(TASK BRIEF):
Filter these entries, keeping only lines that hold the word "content".

(DATA FOR THE TASK):
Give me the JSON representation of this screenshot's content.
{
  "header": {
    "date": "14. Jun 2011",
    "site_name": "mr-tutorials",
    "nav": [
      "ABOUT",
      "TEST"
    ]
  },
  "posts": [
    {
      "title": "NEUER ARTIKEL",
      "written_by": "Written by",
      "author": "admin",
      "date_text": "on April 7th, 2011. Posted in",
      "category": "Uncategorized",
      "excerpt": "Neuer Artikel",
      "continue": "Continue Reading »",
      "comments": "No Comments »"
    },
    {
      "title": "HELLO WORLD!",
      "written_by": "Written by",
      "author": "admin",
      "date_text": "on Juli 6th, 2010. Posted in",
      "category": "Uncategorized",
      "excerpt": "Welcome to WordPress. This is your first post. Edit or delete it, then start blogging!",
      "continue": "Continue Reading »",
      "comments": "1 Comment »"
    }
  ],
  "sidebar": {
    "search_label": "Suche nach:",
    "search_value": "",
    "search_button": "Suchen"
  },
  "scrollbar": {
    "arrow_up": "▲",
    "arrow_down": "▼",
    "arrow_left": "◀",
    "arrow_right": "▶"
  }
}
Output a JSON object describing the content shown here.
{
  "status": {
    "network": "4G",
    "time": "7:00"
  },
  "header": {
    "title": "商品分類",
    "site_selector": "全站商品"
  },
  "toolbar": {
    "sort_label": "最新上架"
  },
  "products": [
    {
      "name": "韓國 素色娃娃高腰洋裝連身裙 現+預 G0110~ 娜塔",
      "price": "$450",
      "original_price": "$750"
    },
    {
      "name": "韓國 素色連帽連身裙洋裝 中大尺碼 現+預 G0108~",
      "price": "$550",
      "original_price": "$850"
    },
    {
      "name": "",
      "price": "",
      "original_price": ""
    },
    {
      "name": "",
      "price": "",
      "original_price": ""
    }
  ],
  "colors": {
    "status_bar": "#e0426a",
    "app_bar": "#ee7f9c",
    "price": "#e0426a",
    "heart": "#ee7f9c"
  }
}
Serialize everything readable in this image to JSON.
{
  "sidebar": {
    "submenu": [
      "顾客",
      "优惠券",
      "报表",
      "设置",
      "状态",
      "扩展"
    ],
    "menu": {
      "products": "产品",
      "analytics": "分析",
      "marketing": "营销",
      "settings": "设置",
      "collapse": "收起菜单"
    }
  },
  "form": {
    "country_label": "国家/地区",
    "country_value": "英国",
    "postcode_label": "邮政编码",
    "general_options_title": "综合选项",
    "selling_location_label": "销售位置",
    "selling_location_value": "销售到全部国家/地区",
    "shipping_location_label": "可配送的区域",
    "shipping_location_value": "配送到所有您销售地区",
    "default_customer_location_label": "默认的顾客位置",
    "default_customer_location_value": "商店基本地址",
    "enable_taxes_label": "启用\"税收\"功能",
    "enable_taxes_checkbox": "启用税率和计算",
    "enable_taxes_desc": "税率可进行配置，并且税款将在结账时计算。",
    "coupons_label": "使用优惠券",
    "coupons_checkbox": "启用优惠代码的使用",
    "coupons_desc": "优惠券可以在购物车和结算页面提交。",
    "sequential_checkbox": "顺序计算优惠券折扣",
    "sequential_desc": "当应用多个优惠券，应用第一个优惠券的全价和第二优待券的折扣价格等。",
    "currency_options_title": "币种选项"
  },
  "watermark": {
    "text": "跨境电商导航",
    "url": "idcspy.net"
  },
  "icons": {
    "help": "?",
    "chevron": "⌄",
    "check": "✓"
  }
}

(ANSWER TO THIS TASK):
Give me the JSON representation of this screenshot's content.
Output a JSON object describing the content shown here.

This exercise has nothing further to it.